/---
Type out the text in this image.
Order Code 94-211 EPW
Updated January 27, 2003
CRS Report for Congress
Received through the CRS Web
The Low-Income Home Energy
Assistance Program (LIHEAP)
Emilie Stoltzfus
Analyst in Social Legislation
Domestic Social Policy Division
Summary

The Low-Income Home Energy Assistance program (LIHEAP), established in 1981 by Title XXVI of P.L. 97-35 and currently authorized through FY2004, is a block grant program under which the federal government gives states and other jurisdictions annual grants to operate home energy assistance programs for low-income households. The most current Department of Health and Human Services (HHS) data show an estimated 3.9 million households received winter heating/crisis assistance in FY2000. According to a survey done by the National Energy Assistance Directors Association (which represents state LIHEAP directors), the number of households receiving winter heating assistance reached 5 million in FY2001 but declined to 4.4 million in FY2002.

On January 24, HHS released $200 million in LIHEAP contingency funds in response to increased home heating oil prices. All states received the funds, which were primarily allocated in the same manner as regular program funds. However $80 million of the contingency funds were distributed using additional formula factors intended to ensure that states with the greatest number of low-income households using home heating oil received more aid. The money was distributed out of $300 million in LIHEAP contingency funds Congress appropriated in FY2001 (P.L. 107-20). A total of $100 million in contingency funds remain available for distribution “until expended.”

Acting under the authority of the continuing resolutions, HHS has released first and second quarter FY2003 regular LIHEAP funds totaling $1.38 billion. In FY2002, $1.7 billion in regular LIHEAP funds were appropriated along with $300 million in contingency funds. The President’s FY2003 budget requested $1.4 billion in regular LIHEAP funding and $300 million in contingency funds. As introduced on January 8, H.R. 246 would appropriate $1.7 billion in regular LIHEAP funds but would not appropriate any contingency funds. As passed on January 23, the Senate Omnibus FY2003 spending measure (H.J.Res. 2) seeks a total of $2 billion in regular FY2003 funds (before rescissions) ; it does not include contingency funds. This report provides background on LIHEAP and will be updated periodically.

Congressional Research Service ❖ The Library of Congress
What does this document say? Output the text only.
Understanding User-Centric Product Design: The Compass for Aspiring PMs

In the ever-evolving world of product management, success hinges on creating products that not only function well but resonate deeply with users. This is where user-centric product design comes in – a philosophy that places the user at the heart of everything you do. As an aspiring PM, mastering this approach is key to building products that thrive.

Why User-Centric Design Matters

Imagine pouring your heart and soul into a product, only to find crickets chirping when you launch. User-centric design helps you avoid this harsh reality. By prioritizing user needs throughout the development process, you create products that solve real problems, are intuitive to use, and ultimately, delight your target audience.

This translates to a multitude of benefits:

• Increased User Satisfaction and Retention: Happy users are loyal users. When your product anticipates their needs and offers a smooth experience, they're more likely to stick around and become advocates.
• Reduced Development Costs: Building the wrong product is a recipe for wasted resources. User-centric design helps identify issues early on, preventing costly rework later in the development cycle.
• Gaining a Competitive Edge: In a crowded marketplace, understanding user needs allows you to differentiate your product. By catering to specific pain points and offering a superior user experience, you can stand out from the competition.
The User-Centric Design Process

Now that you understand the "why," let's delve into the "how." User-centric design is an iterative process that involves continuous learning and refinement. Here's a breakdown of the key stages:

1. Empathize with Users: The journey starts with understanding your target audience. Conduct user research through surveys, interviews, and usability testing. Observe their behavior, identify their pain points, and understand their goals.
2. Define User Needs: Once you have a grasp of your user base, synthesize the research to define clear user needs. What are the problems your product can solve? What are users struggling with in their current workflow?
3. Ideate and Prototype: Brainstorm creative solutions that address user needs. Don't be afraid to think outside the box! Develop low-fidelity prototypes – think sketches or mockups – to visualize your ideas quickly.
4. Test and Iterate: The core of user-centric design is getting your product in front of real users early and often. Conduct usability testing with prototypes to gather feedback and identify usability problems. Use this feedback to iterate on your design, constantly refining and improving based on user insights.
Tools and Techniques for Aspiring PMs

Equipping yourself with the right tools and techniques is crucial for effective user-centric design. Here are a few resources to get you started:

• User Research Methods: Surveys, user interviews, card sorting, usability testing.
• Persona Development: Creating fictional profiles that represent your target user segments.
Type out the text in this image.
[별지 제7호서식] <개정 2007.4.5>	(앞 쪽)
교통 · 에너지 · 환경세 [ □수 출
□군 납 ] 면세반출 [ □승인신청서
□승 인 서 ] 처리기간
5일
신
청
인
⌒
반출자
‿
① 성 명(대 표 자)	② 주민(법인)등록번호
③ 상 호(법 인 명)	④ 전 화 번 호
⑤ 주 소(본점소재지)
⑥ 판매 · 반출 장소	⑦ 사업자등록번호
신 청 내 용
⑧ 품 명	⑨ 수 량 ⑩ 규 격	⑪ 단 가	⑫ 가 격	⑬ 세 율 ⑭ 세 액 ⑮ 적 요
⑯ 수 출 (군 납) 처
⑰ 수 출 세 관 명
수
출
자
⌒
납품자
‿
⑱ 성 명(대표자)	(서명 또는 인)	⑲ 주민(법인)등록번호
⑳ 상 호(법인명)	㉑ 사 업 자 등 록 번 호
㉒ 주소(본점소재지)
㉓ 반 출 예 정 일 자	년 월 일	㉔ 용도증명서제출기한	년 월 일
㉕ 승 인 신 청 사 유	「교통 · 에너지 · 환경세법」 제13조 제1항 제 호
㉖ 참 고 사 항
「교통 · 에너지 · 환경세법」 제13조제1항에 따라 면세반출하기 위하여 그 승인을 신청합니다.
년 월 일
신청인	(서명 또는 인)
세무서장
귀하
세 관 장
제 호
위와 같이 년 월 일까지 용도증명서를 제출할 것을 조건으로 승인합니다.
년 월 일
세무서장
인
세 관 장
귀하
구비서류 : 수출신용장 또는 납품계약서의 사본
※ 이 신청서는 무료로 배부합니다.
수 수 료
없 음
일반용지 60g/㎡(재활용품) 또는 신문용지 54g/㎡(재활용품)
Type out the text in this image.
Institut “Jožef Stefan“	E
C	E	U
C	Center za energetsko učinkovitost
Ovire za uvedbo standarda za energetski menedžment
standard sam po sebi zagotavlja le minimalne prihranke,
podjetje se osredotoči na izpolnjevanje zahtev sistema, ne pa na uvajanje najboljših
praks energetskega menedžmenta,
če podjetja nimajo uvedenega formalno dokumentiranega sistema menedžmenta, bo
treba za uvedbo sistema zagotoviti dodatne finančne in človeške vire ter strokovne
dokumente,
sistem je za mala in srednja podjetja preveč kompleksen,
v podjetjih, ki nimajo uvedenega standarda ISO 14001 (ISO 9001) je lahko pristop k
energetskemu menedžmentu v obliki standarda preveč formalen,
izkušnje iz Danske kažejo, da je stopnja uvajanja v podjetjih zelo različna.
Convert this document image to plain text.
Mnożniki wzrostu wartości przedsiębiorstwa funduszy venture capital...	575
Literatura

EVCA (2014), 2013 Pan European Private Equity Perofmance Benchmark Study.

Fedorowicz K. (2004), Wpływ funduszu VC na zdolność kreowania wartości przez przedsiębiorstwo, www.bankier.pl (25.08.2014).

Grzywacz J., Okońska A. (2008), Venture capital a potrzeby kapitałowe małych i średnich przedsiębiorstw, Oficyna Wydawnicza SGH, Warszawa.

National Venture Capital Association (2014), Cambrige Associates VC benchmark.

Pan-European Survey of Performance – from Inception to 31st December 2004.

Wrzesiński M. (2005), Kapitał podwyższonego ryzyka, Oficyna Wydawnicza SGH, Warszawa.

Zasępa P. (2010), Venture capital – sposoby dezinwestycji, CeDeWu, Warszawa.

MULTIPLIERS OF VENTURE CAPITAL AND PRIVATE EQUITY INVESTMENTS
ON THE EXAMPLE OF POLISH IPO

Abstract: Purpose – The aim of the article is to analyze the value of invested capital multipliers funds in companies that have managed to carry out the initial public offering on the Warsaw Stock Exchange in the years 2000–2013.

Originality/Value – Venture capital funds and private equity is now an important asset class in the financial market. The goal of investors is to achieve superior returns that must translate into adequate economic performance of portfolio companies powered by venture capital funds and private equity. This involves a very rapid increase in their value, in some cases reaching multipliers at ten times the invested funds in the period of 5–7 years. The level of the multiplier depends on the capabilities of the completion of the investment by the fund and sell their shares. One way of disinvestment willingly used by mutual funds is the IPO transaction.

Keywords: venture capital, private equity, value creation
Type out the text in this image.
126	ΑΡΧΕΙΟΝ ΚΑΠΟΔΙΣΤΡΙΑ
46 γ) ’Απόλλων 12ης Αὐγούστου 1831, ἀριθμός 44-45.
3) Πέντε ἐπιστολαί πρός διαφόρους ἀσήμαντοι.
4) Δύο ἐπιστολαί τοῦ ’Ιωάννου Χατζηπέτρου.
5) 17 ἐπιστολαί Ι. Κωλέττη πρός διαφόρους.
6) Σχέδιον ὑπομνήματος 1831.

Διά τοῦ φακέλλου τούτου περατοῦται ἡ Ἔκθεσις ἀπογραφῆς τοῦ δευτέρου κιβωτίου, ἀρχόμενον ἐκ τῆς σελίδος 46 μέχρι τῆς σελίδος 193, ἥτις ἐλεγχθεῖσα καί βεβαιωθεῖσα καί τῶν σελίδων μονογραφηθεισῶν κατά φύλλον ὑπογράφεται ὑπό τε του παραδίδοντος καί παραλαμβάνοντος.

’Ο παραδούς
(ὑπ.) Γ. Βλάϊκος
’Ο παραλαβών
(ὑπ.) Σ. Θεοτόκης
\---
■ DIRECTIONS FOR THIS TASK:
Scan the material and collect every line that contains "does".

■ PROBLEM SOLUTION:
Acting under the authority of the continuing resolutions, HHS has released first and second quarter FY2003 regular LIHEAP funds totaling $1.38 billion. In FY2002, $1.7 billion in regular LIHEAP funds were appropriated along with $300 million in contingency funds. The President’s FY2003 budget requested $1.4 billion in regular LIHEAP funding and $300 million in contingency funds. As introduced on January 8, H.R. 246 would appropriate $1.7 billion in regular LIHEAP funds but would not appropriate any contingency funds. As passed on January 23, the Senate Omnibus FY2003 spending measure (H.J.Res. 2) seeks a total of $2 billion in regular FY2003 funds (before rescissions) ; it does not include contingency funds. This report provides background on LIHEAP and will be updated periodically.
What does this document say? Output the text only.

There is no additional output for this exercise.